## Do this
Every line that contains "TEMP" counts once; give the total number of such lines, with no other words.

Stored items
———
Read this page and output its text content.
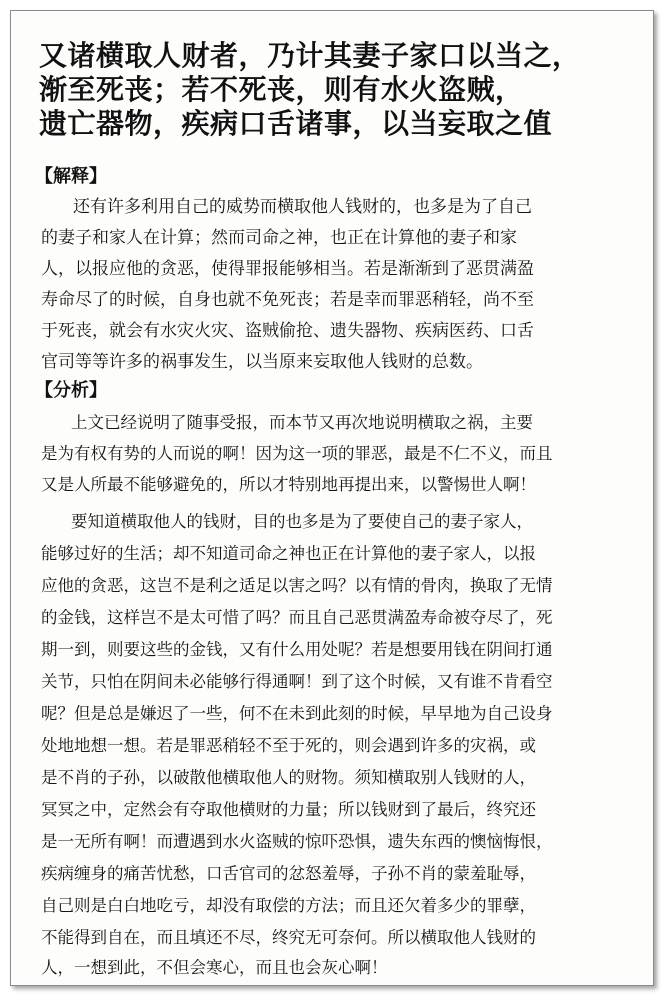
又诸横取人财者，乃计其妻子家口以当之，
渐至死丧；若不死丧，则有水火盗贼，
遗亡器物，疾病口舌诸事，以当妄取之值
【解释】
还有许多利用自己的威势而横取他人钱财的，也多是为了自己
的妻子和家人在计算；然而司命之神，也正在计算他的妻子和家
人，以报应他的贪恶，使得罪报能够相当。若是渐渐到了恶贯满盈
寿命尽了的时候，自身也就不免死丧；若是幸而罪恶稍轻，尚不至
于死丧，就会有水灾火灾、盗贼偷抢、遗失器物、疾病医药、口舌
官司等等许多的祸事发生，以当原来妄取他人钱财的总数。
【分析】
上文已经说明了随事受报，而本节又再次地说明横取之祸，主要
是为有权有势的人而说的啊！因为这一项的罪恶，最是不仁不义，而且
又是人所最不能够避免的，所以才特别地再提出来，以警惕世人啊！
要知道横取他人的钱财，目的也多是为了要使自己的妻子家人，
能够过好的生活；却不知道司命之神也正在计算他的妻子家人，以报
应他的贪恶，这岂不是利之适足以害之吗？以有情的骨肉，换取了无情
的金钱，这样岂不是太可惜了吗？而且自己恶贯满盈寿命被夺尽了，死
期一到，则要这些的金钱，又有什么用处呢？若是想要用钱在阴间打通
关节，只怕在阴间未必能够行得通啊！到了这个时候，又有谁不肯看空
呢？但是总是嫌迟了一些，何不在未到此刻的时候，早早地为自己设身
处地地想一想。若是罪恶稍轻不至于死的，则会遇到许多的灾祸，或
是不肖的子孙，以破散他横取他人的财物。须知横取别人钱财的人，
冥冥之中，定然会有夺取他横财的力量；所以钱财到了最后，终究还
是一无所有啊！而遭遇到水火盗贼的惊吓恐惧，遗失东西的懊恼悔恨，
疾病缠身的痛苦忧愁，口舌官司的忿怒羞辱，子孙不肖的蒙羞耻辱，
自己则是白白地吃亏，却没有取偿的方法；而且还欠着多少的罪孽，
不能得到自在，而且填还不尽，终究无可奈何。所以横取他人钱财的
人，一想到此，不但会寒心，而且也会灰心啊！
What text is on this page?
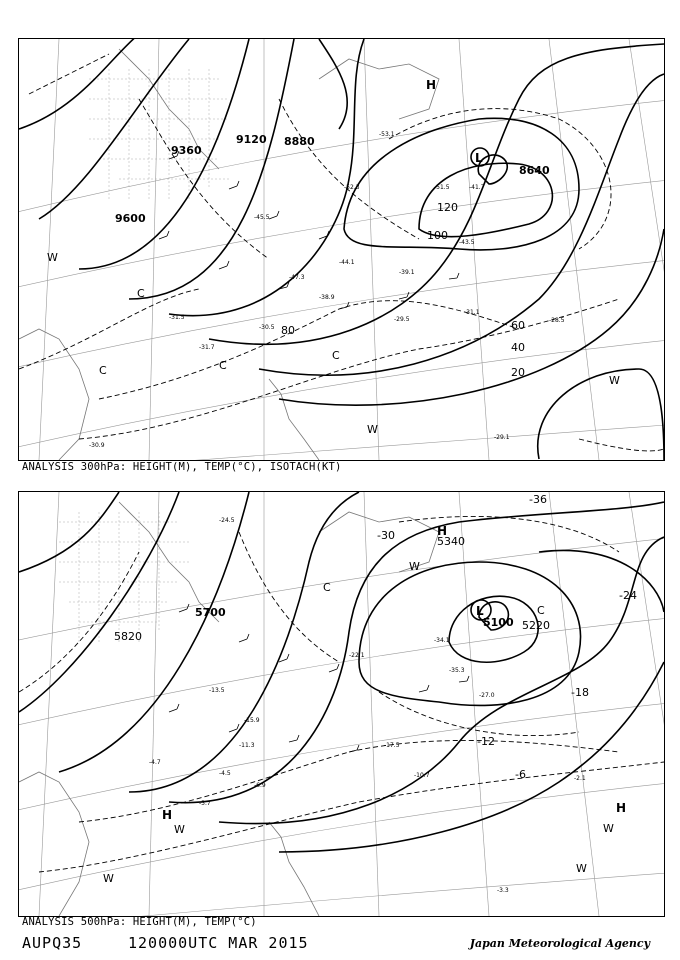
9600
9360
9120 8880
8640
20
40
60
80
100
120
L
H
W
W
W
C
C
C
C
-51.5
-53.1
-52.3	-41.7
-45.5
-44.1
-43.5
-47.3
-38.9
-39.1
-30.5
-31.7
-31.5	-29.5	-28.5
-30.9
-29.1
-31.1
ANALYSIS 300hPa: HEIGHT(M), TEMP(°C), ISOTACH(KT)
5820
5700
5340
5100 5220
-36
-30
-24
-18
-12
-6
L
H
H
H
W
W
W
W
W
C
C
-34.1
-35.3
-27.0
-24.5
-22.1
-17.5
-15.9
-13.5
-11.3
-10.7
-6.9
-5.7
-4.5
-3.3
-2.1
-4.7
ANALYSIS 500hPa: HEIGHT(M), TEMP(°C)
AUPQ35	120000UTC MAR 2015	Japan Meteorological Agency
———
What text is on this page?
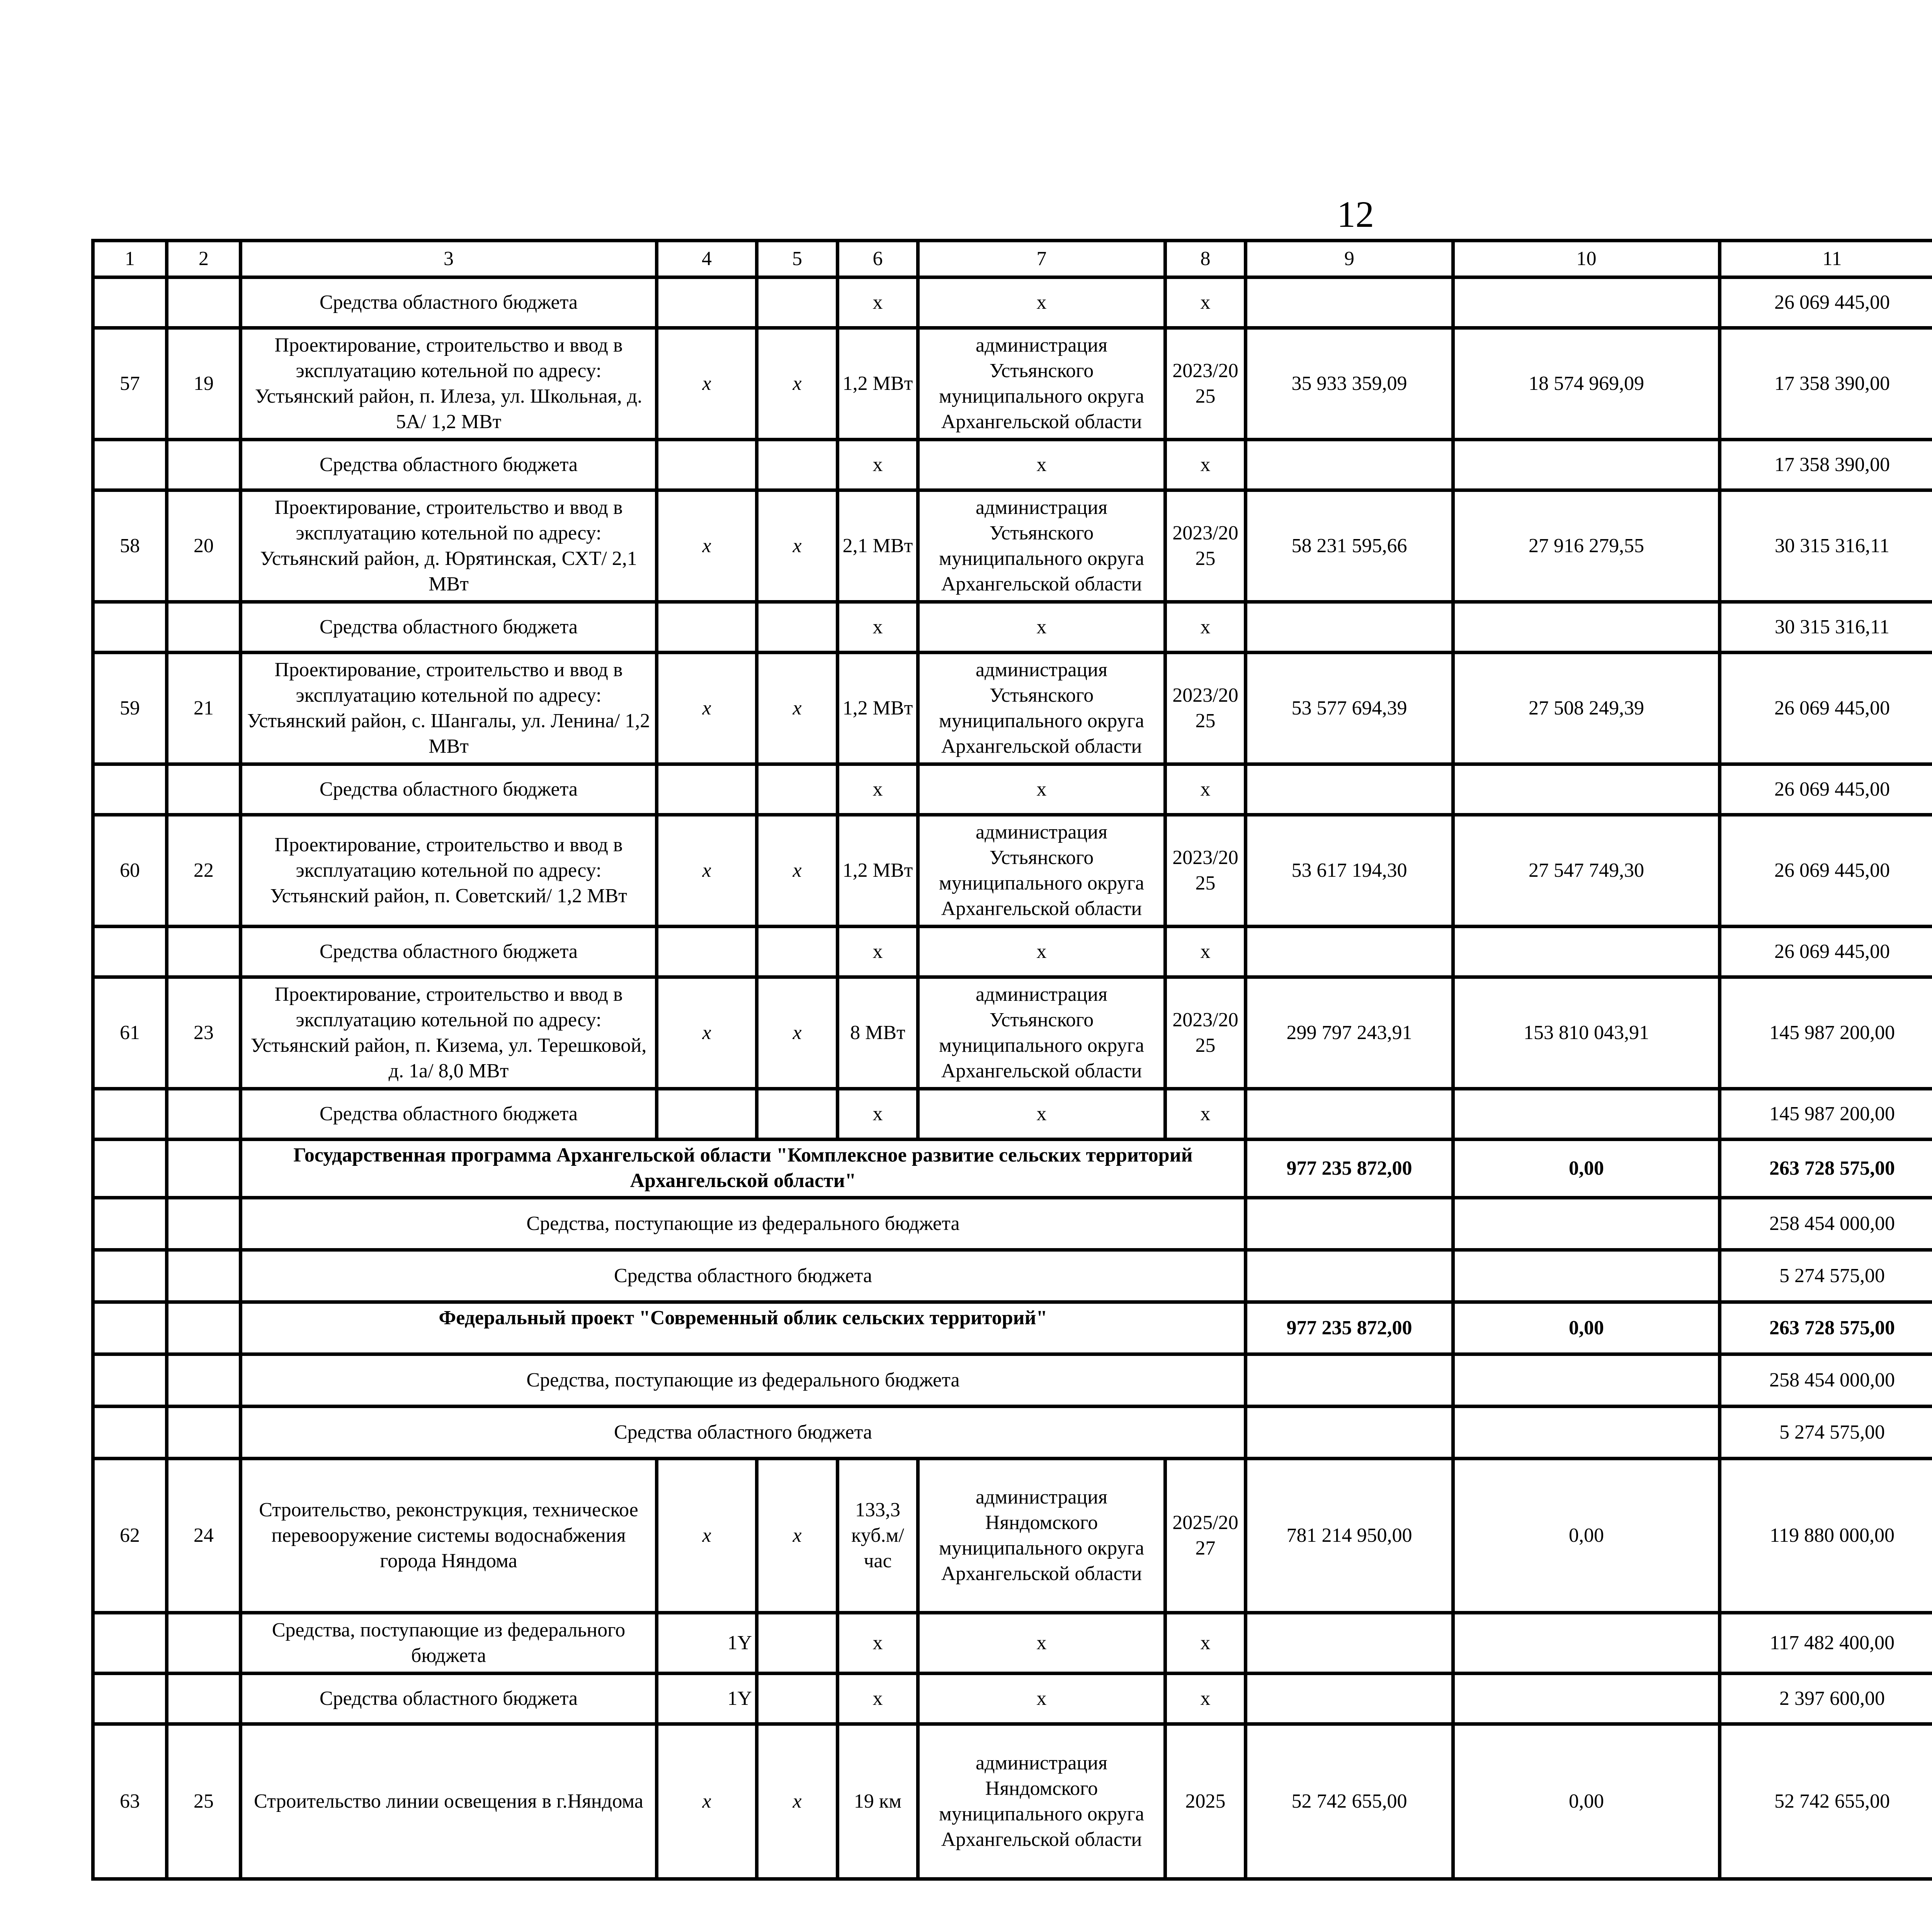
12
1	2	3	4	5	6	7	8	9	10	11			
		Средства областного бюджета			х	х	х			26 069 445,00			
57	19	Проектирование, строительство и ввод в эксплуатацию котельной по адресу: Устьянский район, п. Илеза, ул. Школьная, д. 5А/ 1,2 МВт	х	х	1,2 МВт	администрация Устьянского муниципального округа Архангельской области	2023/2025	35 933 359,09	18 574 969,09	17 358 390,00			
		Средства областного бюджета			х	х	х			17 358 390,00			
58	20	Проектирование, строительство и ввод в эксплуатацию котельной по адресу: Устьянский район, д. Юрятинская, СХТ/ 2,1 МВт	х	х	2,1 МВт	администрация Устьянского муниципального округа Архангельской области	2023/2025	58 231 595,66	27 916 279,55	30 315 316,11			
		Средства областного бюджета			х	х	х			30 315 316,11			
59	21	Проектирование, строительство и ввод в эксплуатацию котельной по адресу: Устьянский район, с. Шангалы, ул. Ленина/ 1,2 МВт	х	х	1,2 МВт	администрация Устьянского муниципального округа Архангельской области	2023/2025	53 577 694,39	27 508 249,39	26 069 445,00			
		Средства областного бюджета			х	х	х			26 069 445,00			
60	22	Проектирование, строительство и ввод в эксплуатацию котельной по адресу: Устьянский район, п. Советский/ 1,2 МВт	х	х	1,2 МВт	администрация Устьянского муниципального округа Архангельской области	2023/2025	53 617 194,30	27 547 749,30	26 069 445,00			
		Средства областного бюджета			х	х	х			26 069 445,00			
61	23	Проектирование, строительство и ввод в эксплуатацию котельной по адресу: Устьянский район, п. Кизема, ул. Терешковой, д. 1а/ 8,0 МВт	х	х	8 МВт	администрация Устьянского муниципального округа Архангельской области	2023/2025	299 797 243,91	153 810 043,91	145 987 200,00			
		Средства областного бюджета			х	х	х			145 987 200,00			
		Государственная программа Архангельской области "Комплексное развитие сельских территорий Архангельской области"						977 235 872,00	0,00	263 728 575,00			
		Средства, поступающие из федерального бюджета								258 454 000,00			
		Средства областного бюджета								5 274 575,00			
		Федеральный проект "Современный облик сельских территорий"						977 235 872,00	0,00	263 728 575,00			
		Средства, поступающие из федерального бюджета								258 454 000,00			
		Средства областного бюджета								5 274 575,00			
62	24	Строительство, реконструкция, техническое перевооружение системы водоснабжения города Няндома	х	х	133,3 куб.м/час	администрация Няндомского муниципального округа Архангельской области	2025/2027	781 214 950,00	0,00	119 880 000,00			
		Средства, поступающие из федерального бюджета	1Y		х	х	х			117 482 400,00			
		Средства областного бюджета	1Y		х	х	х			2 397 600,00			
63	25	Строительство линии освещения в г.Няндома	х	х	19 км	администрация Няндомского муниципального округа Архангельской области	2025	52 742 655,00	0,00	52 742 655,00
———
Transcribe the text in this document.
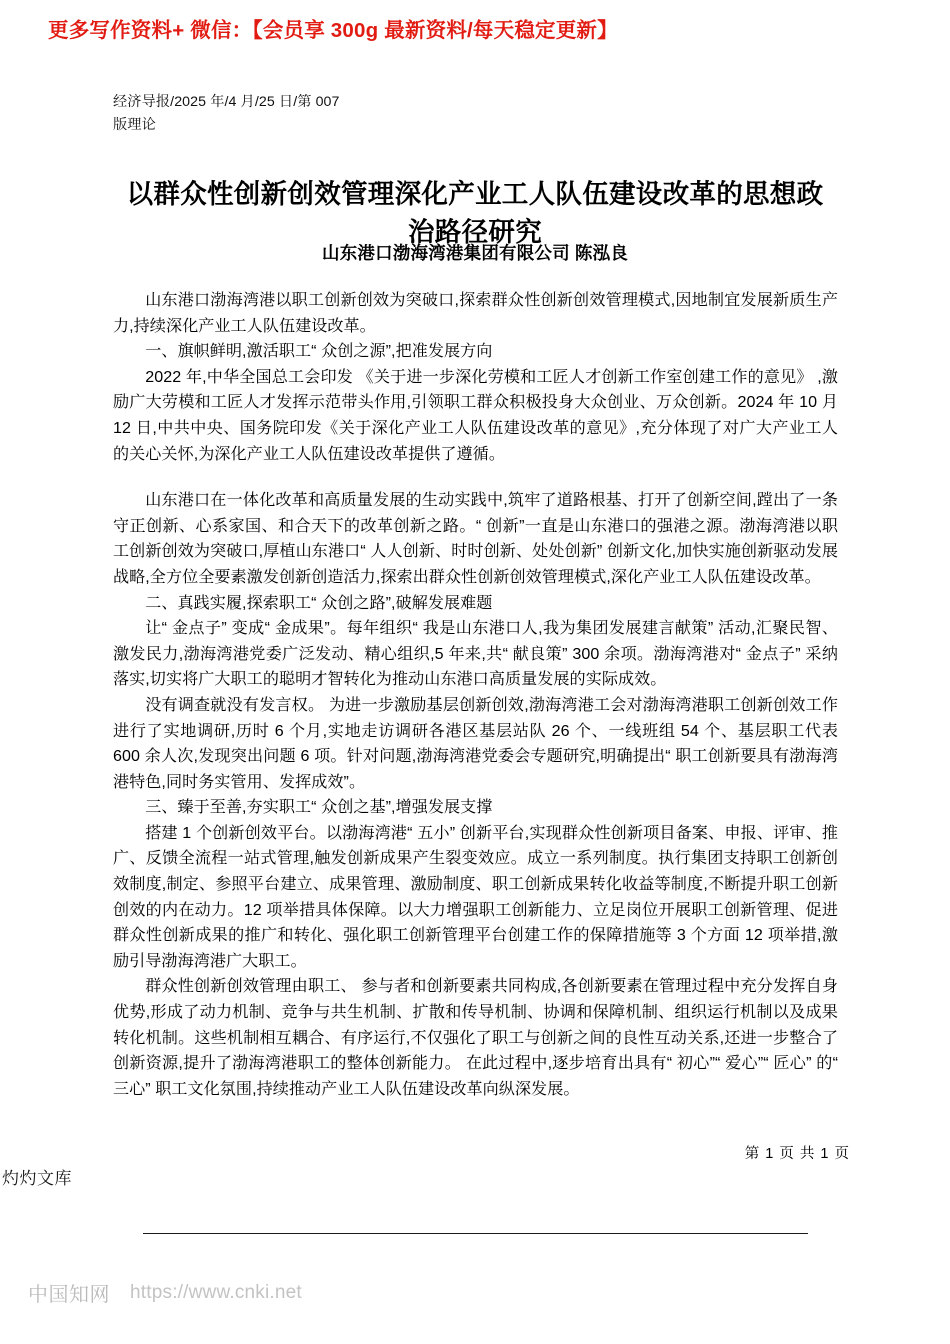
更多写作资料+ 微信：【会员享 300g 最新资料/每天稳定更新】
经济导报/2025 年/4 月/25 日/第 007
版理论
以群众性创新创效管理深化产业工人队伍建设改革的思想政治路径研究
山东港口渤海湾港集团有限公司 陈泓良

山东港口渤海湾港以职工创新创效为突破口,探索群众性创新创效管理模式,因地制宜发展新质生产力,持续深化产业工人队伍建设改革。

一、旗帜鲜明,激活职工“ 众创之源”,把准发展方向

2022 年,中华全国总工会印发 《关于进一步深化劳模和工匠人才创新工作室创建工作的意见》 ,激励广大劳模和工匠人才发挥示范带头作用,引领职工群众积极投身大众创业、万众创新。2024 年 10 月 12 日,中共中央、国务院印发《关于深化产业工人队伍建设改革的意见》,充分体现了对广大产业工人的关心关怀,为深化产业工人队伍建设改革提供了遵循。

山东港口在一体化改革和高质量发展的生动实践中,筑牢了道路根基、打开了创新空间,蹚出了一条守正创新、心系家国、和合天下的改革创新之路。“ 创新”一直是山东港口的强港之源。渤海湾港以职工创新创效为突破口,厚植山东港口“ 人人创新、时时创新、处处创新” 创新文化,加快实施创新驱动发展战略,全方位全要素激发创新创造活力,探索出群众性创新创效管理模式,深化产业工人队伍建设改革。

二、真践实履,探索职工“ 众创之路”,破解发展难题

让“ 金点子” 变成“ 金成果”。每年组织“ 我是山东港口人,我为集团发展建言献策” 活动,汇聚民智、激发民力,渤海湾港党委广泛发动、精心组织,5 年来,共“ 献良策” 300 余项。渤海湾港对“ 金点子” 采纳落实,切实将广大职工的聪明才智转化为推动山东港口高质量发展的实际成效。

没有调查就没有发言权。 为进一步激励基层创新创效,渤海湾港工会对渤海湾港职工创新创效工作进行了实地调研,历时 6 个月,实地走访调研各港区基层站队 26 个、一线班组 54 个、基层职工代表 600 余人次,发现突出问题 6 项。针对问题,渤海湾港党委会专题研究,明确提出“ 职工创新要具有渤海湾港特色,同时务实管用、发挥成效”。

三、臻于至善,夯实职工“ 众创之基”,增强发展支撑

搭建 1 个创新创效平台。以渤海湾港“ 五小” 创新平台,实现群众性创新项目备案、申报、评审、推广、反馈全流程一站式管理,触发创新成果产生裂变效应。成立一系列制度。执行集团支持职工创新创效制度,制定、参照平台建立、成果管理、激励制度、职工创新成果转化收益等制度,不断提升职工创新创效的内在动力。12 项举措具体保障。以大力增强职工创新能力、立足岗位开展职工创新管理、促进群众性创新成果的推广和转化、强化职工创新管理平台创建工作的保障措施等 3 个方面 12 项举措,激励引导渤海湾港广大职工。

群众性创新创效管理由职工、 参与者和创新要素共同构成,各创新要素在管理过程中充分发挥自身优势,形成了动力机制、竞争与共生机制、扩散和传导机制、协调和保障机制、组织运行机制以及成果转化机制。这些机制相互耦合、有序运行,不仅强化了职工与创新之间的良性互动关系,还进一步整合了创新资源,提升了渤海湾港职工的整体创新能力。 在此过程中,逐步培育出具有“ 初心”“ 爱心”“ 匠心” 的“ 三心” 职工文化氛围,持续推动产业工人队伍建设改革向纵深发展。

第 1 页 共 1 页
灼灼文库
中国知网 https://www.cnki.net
———
## Final result
2